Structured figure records
___
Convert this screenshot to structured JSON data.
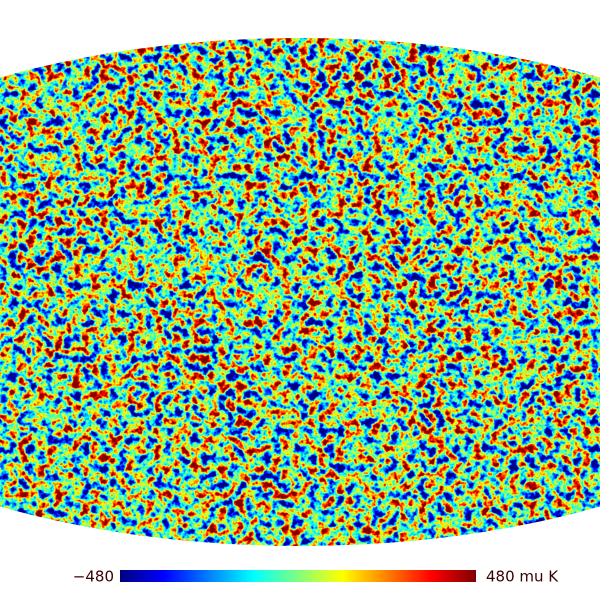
{
  "colorbar": {
    "min": {
      "value": -480,
      "label": "−480"
    },
    "max": {
      "value": 480,
      "label": "480 mu K"
    }
  }
}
___
### Exercise instructions
Restate each line of the records exactly; pictures do not belong in the copy.

### Answer for the task
Convert this screenshot to structured JSON data.
{
  "colorbar": {
    "min": {
      "value": -480,
      "label": "−480"
    },
    "max": {
      "value": 480,
      "label": "480 mu K"
    }
  }
}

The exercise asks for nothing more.